**What is needed**
Extract every line where the string "Trip" appears.

**Material for this exercise**
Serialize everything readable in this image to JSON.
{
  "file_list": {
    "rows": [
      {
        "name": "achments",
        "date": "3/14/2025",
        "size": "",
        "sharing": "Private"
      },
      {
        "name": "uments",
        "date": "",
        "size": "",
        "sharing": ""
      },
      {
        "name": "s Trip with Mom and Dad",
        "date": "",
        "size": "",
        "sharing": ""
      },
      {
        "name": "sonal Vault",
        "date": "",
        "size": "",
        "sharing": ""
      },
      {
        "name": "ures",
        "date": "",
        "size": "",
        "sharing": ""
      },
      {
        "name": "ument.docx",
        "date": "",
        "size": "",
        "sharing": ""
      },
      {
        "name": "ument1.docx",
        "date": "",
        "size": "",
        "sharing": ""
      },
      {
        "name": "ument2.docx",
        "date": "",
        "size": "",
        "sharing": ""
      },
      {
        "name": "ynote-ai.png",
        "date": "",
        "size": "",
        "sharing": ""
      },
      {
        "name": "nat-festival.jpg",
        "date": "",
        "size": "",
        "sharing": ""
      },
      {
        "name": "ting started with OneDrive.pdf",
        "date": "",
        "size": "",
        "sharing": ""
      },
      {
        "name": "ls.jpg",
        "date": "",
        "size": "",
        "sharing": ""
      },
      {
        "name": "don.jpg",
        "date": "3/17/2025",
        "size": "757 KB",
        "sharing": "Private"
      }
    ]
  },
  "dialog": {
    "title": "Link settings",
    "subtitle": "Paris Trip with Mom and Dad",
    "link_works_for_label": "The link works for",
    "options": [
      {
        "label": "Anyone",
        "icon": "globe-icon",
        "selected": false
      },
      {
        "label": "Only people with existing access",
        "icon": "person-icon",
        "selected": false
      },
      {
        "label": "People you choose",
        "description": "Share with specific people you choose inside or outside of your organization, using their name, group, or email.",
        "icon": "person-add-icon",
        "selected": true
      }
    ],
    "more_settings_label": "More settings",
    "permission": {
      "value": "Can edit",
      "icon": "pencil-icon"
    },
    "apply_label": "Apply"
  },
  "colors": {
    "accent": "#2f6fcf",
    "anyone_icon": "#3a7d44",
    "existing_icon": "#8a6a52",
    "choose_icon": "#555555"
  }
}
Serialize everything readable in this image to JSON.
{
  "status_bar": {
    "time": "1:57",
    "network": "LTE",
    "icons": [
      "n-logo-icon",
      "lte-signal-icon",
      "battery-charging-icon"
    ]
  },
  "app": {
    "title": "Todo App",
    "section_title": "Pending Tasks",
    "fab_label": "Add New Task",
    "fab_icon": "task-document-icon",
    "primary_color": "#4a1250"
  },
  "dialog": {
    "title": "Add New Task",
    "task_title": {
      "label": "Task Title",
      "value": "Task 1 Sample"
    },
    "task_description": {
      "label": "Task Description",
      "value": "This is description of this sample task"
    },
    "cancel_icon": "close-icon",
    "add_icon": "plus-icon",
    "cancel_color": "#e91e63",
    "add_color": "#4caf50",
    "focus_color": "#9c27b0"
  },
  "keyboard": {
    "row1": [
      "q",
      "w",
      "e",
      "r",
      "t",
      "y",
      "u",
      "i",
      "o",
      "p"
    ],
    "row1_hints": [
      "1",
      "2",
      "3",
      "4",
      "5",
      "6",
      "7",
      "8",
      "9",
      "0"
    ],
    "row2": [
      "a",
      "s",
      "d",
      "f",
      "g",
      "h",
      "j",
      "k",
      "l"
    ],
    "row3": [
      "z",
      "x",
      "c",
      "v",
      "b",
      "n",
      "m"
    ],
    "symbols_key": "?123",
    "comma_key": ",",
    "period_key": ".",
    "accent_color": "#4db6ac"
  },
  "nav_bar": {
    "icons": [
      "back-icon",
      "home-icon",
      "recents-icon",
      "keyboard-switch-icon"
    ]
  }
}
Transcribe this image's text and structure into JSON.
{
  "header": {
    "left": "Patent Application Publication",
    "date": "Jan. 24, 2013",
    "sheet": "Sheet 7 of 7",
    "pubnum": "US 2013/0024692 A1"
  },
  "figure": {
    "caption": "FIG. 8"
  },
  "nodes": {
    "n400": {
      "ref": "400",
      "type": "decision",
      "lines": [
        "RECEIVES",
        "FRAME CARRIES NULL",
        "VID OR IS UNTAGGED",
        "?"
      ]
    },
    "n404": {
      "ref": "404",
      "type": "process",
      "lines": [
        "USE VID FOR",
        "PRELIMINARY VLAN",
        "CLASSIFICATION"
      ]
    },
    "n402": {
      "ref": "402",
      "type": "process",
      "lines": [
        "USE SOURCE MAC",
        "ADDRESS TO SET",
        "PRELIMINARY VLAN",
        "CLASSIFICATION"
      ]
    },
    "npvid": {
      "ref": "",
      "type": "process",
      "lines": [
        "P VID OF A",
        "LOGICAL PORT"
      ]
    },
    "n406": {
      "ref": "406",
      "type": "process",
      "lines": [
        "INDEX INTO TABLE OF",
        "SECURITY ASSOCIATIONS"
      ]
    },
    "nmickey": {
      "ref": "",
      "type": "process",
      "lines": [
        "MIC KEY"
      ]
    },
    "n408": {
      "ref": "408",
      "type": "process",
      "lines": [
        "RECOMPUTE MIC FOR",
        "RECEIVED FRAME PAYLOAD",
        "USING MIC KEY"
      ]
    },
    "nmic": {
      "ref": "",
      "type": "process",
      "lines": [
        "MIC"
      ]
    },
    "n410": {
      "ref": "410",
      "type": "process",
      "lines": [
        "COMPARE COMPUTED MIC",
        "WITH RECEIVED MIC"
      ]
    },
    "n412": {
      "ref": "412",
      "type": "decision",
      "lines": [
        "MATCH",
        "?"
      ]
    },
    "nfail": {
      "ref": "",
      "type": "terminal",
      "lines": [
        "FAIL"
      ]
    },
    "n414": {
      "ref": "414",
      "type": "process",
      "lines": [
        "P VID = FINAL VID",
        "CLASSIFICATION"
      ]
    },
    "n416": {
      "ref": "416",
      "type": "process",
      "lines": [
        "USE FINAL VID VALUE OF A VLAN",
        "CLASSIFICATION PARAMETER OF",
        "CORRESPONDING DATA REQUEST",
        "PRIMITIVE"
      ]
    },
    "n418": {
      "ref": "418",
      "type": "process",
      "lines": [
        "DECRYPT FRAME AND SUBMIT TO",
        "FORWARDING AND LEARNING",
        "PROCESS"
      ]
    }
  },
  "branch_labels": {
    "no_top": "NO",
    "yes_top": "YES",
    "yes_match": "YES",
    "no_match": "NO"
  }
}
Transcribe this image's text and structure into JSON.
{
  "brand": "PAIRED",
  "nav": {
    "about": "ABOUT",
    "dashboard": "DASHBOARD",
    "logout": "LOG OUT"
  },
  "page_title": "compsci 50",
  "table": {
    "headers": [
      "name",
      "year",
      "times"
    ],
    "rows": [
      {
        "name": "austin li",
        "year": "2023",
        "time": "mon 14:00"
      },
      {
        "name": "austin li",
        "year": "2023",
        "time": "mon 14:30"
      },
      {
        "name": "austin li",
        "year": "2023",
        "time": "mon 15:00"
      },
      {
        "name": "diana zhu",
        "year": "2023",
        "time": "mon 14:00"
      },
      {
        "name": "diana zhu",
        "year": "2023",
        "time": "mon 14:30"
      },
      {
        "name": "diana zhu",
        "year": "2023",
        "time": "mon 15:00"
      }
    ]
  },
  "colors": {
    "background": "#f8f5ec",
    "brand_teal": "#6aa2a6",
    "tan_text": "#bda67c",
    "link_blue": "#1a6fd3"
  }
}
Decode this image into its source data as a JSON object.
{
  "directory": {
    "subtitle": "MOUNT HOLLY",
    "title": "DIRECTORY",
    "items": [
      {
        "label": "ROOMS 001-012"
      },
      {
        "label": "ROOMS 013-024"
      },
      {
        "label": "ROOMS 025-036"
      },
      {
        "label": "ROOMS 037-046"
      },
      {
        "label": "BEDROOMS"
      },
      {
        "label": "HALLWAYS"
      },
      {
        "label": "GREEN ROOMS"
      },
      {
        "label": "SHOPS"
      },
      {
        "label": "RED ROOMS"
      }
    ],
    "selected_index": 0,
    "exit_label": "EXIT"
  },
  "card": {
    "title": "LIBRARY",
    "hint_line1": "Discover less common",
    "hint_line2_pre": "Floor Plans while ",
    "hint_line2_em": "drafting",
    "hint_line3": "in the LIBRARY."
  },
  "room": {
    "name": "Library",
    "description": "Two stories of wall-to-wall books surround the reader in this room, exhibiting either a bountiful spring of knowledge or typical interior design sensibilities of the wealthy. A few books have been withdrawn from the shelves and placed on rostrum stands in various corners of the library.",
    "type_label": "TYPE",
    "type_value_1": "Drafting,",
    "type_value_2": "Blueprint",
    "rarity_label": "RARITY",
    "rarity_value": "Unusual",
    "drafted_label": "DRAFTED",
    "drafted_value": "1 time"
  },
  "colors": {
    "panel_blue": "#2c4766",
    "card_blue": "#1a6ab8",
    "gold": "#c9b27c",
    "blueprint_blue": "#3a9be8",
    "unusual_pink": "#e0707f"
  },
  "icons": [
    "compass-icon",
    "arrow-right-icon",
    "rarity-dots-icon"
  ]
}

**Answer to the problem**
        "name": "s Trip with Mom and Dad",
    "subtitle": "Paris Trip with Mom and Dad",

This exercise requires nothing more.